Trainers Adam Lawrence and Renatus Hoogenraad share three ideas for activities to make online facilitation rock!

Trainers Adam Lawrence and Renatus Hoogenraad are the This is Doing Rockstar facilitators and share their knowledge on their Facilitation Fundamentals for co-creation course. We caught up with them at the last Doing Design Festival to learn more about activities each one of us can use to make online facilitation rock! Here are three favourite activities from that session.

Activity 1: Post-It Peepshow

Ever struggle with getting people to turn their cameras on? Use a Post-It Peepshow at the beginning of a session to learn about the audience while encouraging participation and a cameras-on mindset. Here's how:

Say: I am going to ask you to cover your camera with something that is close by. It could be your hand or a piece of paper. We are going to have a kaleidoscope of colors, which is lovely.

Next, I'm going to ask you some questions. The answer to the question might be yes or no. If the answer is yes, please uncover your camera and show your face.

  • Are you currently at home? If the question is if the answer is yes, please show your face.
  • Are you alone at home? Uncover your camera if you could make as much noise as you'd like and nobody would care.
  • Do you have a special mic you're using? If that's the case, show me your face.
  • Do you have special light that you've set up whether it's a professional lamp or just a window that you arrange yourself near?
  • Do you have a lot of experience facilitating online meetings?
  • And the final question is show your face if your arm is getting tired..."

Mix up the questions based on the need for your session. And, of course, recognize the responses between questions with comments like "Not so many of us. Okay, good to know" or "This is nice. We have a lot of people who are already rock and roll during this session."

Activity 2: Avalanche of Suck

We are not brains on sticks. We are whole human beings and we have whole human being needs. Sometimes things suck. It's okay to talk about.

Here is one way to facilitate a discussion about what's not working so we can move ahead to what will work.

  1. Send participants into breakout rooms of about 4 people for about 5 minutes to discuss what sucks. For example: What sucks about online facilitation, or generally about online work?
  2. When the breakout rooms end, it's time for the avalanche - a slightly different way of sharing back.

— DATASET EXCERPT —
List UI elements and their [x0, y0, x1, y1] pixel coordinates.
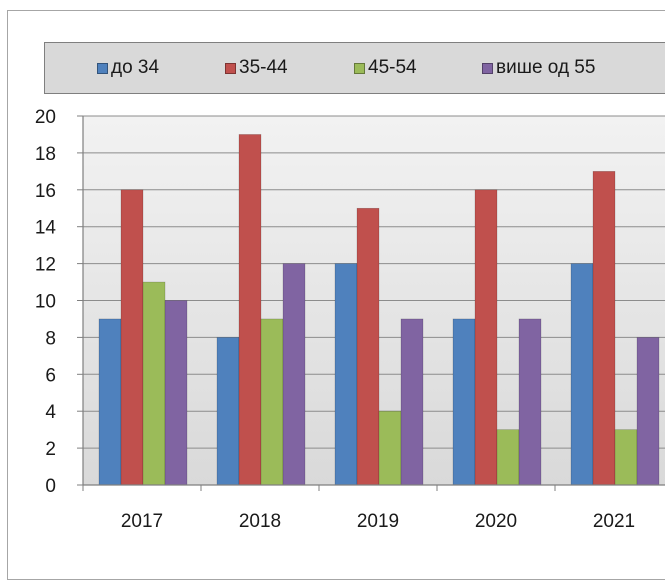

— DIRECTIONS —
1 > In the online facilitation text, where did the interviewers catch up with the two trainers?
2 > Reproduce the part of the online facilitation text from "Ever struggle with" to "me your face.".

— RESULTS FOR EACH TASK —
1 > At the last Doing Design Festival.

2 >
Ever struggle with getting people to turn their cameras on? Use a Post-It Peepshow at the beginning of a session to learn about the audience while encouraging participation and a cameras-on mindset. Here's how:

Say: I am going to ask you to cover your camera with something that is close by. It could be your hand or a piece of paper. We are going to have a kaleidoscope of colors, which is lovely.

Next, I'm going to ask you some questions. The answer to the question might be yes or no. If the answer is yes, please uncover your camera and show your face.

  • Are you currently at home? If the question is if the answer is yes, please show your face.
  • Are you alone at home? Uncover your camera if you could make as much noise as you'd like and nobody would care.
  • Do you have a special mic you're using? If that's the case, show me your face.